Data records:

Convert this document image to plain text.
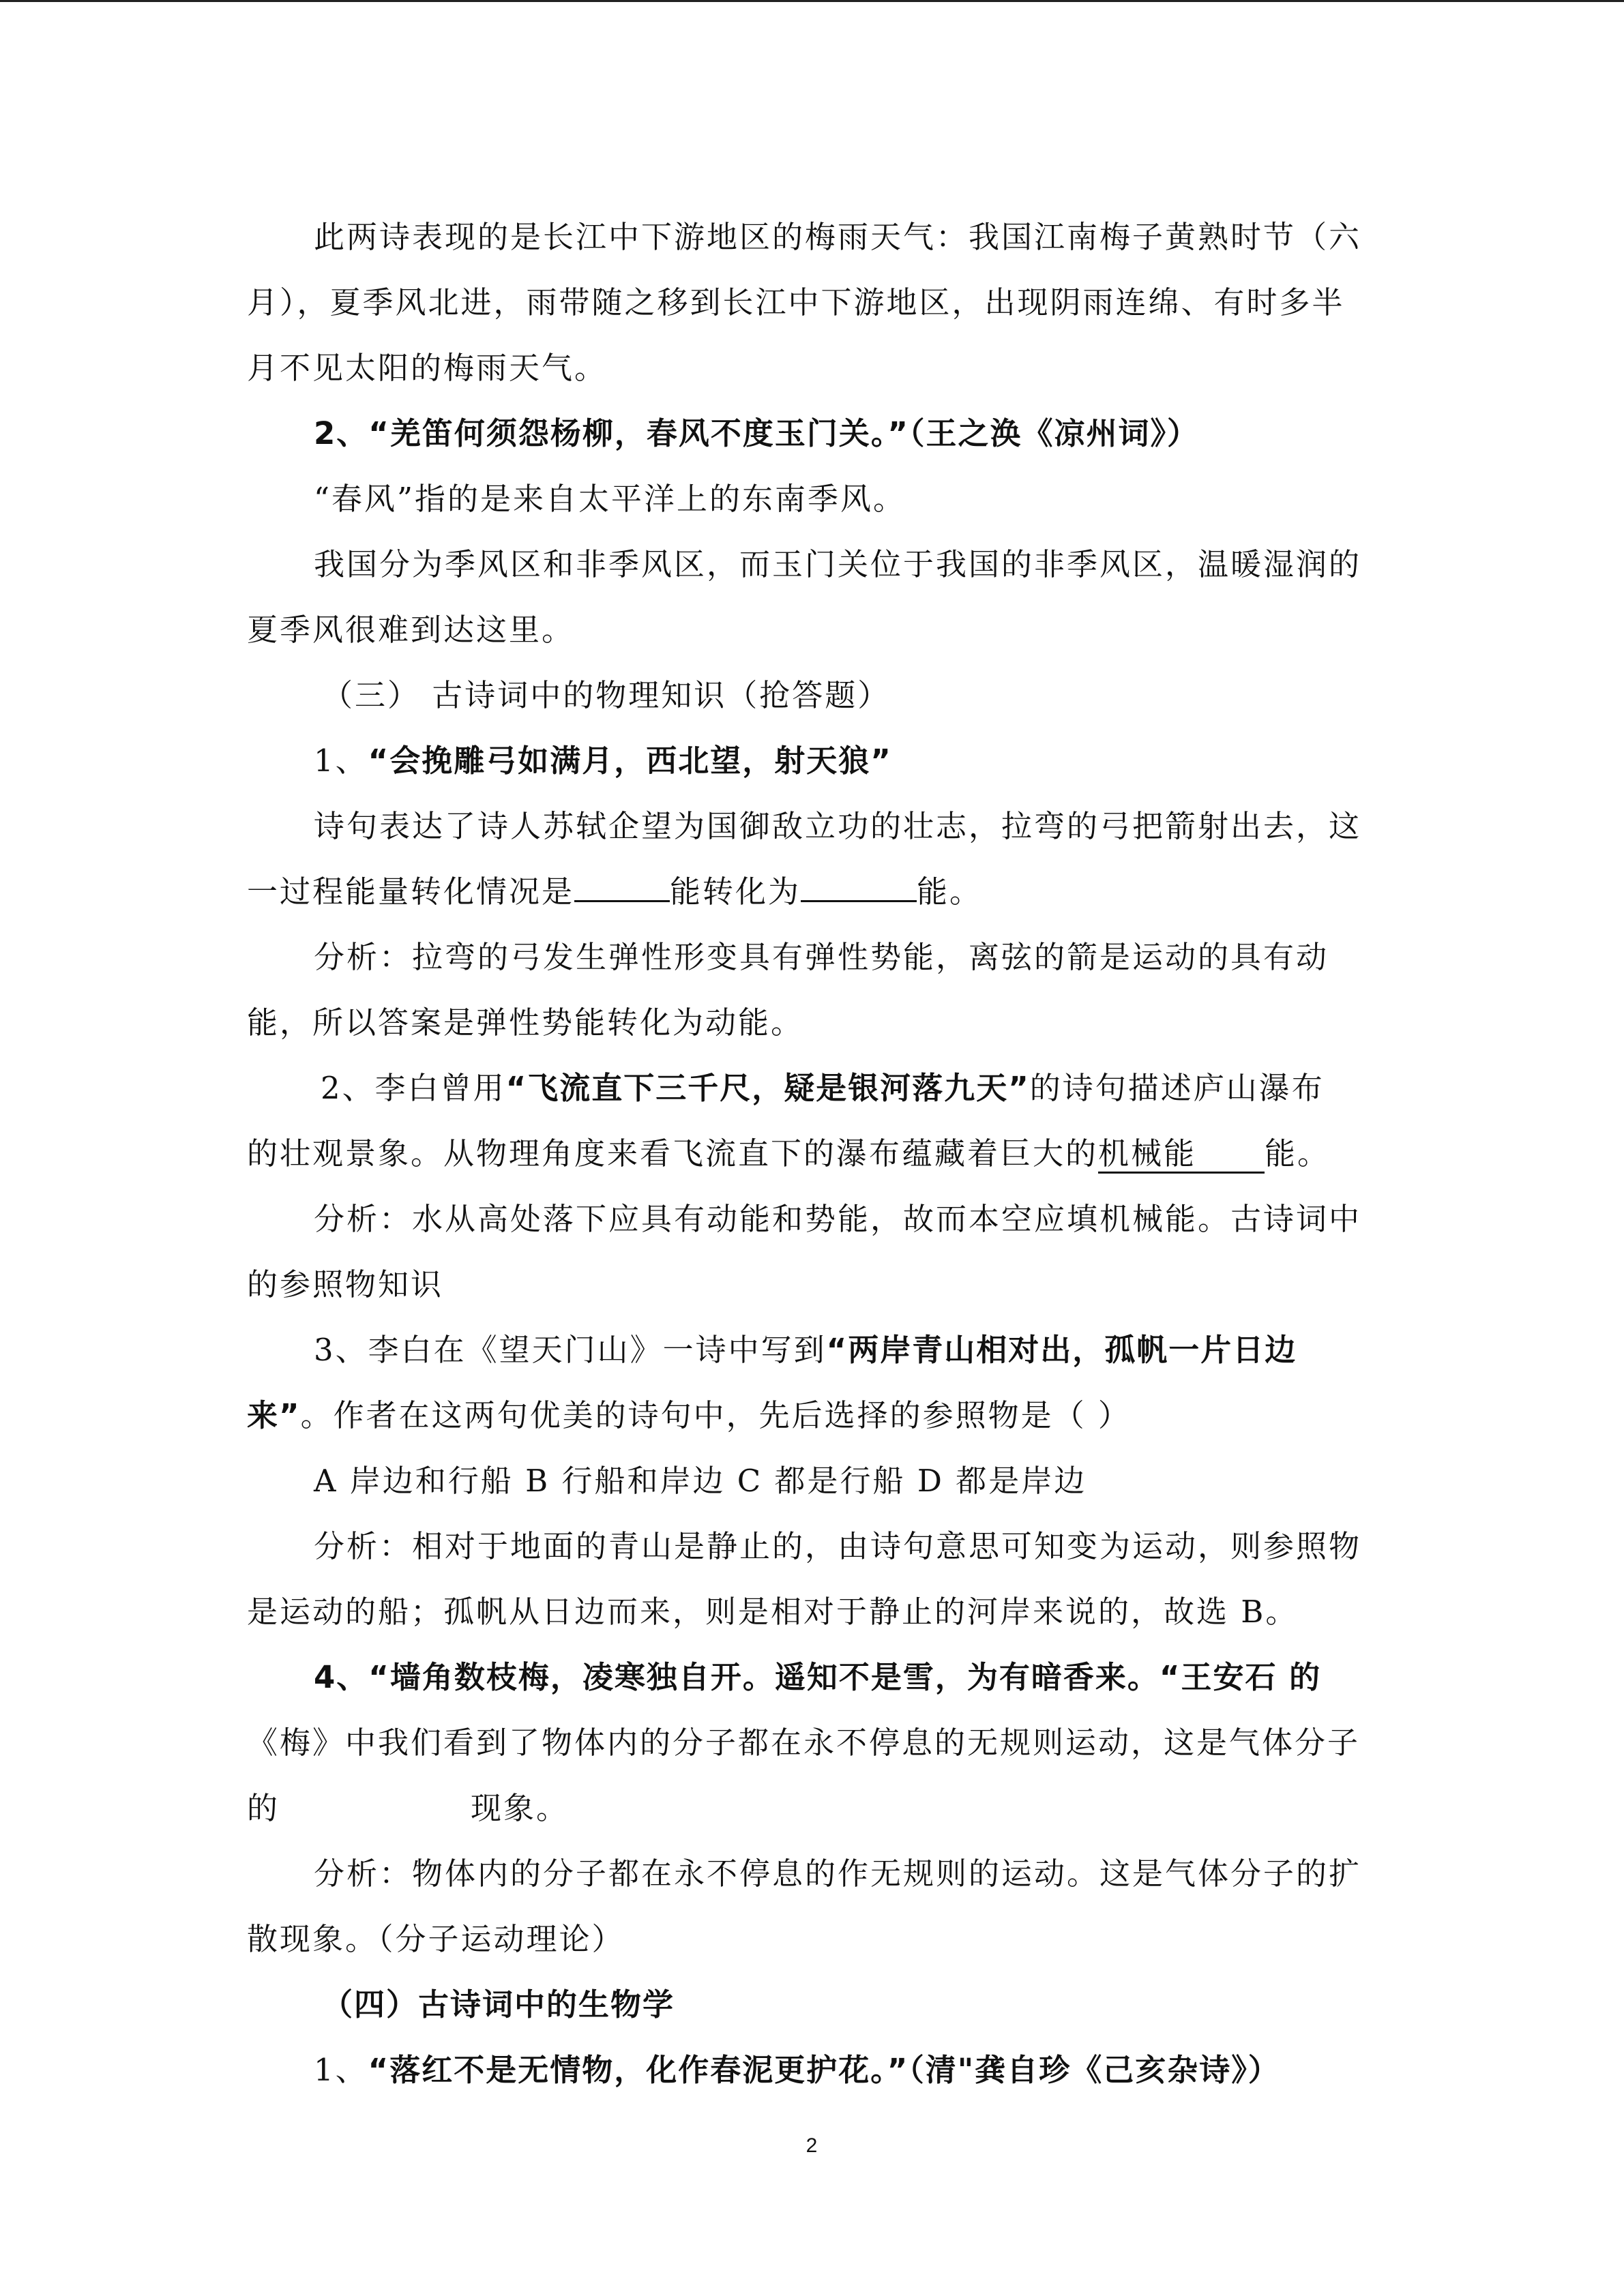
此两诗表现的是长江中下游地区的梅雨天气：我国江南梅子黄熟时节（六
月），夏季风北进，雨带随之移到长江中下游地区，出现阴雨连绵、有时多半
月不见太阳的梅雨天气。
2、“羌笛何须怨杨柳，春风不度玉门关。”（王之涣《凉州词》）
“春风”指的是来自太平洋上的东南季风。
我国分为季风区和非季风区，而玉门关位于我国的非季风区，温暖湿润的
夏季风很难到达这里。
（三） 古诗词中的物理知识（抢答题）
1、“会挽雕弓如满月，西北望，射天狼”
诗句表达了诗人苏轼企望为国御敌立功的壮志，拉弯的弓把箭射出去，这
一过程能量转化情况是	能转化为	能。
分析：拉弯的弓发生弹性形变具有弹性势能，离弦的箭是运动的具有动
能，所以答案是弹性势能转化为动能。
2、李白曾用“飞流直下三千尺，疑是银河落九天”的诗句描述庐山瀑布
的壮观景象。从物理角度来看飞流直下的瀑布蕴藏着巨大的机械能 能。
分析：水从高处落下应具有动能和势能，故而本空应填机械能。古诗词中
的参照物知识
3、李白在《望天门山》一诗中写到“两岸青山相对出，孤帆一片日边
来”。作者在这两句优美的诗句中，先后选择的参照物是（ ）
A 岸边和行船 B 行船和岸边 C 都是行船 D 都是岸边
分析：相对于地面的青山是静止的，由诗句意思可知变为运动，则参照物
是运动的船；孤帆从日边而来，则是相对于静止的河岸来说的，故选 B。
4、“墙角数枝梅，凌寒独自开。遥知不是雪，为有暗香来。“王安石 的
《梅》中我们看到了物体内的分子都在永不停息的无规则运动，这是气体分子
的	现象。
分析：物体内的分子都在永不停息的作无规则的运动。这是气体分子的扩
散现象。（分子运动理论）
（四）古诗词中的生物学
1、“落红不是无情物，化作春泥更护花。”（清"龚自珍《己亥杂诗》）
2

**What you have to do**
Quote every entry exactly, with the pictures omitted.

**Result for this task**
Convert this document image to plain text.
此两诗表现的是长江中下游地区的梅雨天气：我国江南梅子黄熟时节（六
月），夏季风北进，雨带随之移到长江中下游地区，出现阴雨连绵、有时多半
月不见太阳的梅雨天气。
2、“羌笛何须怨杨柳，春风不度玉门关。”（王之涣《凉州词》）
“春风”指的是来自太平洋上的东南季风。
我国分为季风区和非季风区，而玉门关位于我国的非季风区，温暖湿润的
夏季风很难到达这里。
（三） 古诗词中的物理知识（抢答题）
1、“会挽雕弓如满月，西北望，射天狼”
诗句表达了诗人苏轼企望为国御敌立功的壮志，拉弯的弓把箭射出去，这
一过程能量转化情况是	能转化为	能。
分析：拉弯的弓发生弹性形变具有弹性势能，离弦的箭是运动的具有动
能，所以答案是弹性势能转化为动能。
2、李白曾用“飞流直下三千尺，疑是银河落九天”的诗句描述庐山瀑布
的壮观景象。从物理角度来看飞流直下的瀑布蕴藏着巨大的机械能 能。
分析：水从高处落下应具有动能和势能，故而本空应填机械能。古诗词中
的参照物知识
3、李白在《望天门山》一诗中写到“两岸青山相对出，孤帆一片日边
来”。作者在这两句优美的诗句中，先后选择的参照物是（ ）
A 岸边和行船 B 行船和岸边 C 都是行船 D 都是岸边
分析：相对于地面的青山是静止的，由诗句意思可知变为运动，则参照物
是运动的船；孤帆从日边而来，则是相对于静止的河岸来说的，故选 B。
4、“墙角数枝梅，凌寒独自开。遥知不是雪，为有暗香来。“王安石 的
《梅》中我们看到了物体内的分子都在永不停息的无规则运动，这是气体分子
的	现象。
分析：物体内的分子都在永不停息的作无规则的运动。这是气体分子的扩
散现象。（分子运动理论）
（四）古诗词中的生物学
1、“落红不是无情物，化作春泥更护花。”（清"龚自珍《己亥杂诗》）
2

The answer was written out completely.